## EXERCISE DIRECTIONS
Leave out the pictures and repeat every record exactly.

****

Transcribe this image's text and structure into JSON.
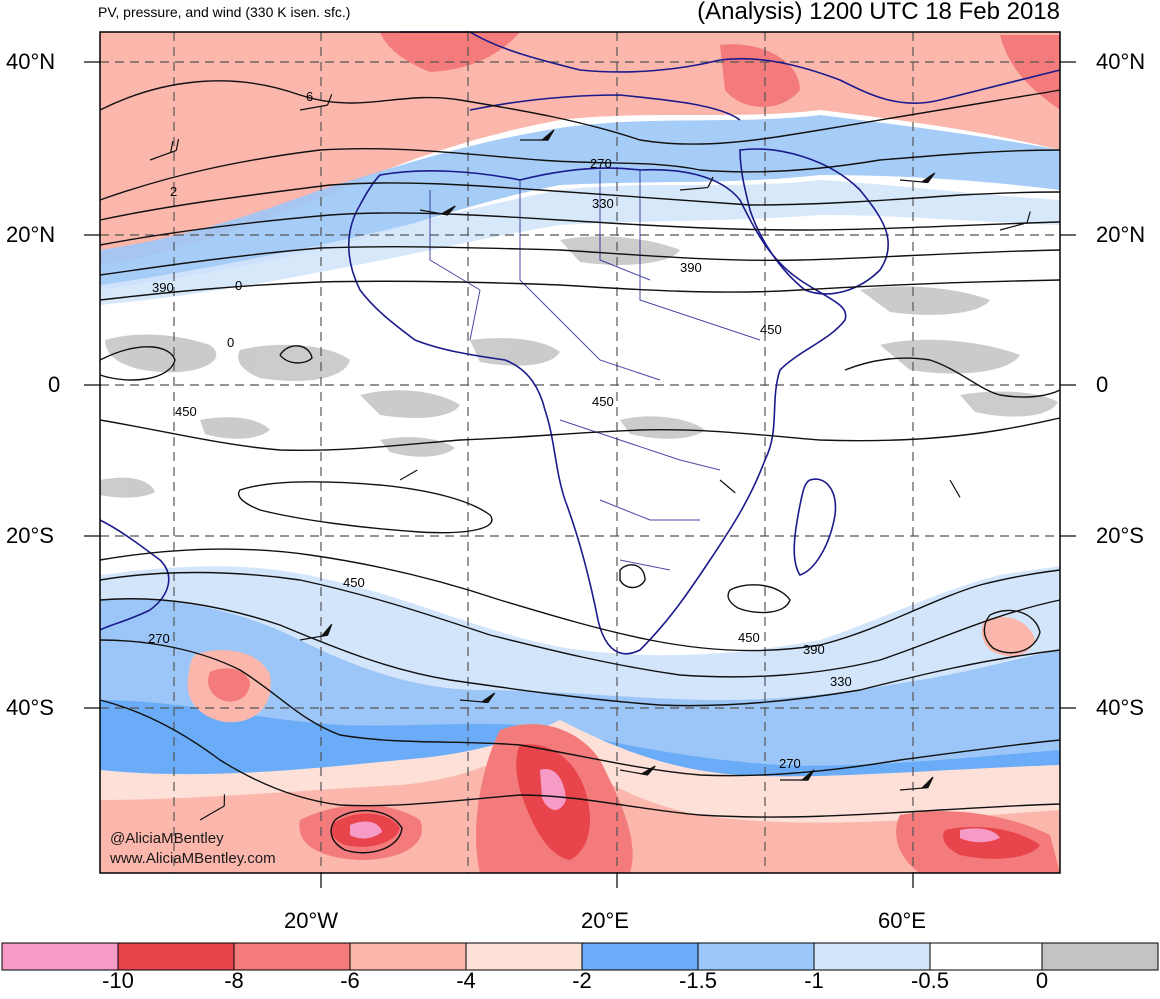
{
  "header": {
    "left_title": "PV, pressure, and wind (330 K isen. sfc.)",
    "right_title": "(Analysis) 1200 UTC 18 Feb 2018"
  },
  "map": {
    "latitude_labels": [
      "40°N",
      "20°N",
      "0",
      "20°S",
      "40°S"
    ],
    "longitude_labels": [
      "20°W",
      "20°E",
      "60°E"
    ],
    "contour_labels": [
      "270",
      "330",
      "390",
      "450",
      "0",
      "2",
      "6"
    ],
    "credits": [
      "@AliciaMBentley",
      "www.AliciaMBentley.com"
    ]
  },
  "colorbar": {
    "ticks": [
      "-10",
      "-8",
      "-6",
      "-4",
      "-2",
      "-1.5",
      "-1",
      "-0.5",
      "0"
    ],
    "colors": [
      "#f59bc6",
      "#e8444b",
      "#f47b7b",
      "#fbb7ac",
      "#fde0d8",
      "#6aacf8",
      "#9cc6f7",
      "#d3e5fb",
      "#ffffff",
      "#c3c3c3"
    ]
  }
}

****

## THE REPLY
Transcribe this image's text and structure into JSON.
{
  "header": {
    "left_title": "PV, pressure, and wind (330 K isen. sfc.)",
    "right_title": "(Analysis) 1200 UTC 18 Feb 2018"
  },
  "map": {
    "latitude_labels": [
      "40°N",
      "20°N",
      "0",
      "20°S",
      "40°S"
    ],
    "longitude_labels": [
      "20°W",
      "20°E",
      "60°E"
    ],
    "contour_labels": [
      "270",
      "330",
      "390",
      "450",
      "0",
      "2",
      "6"
    ],
    "credits": [
      "@AliciaMBentley",
      "www.AliciaMBentley.com"
    ]
  },
  "colorbar": {
    "ticks": [
      "-10",
      "-8",
      "-6",
      "-4",
      "-2",
      "-1.5",
      "-1",
      "-0.5",
      "0"
    ],
    "colors": [
      "#f59bc6",
      "#e8444b",
      "#f47b7b",
      "#fbb7ac",
      "#fde0d8",
      "#6aacf8",
      "#9cc6f7",
      "#d3e5fb",
      "#ffffff",
      "#c3c3c3"
    ]
  }
}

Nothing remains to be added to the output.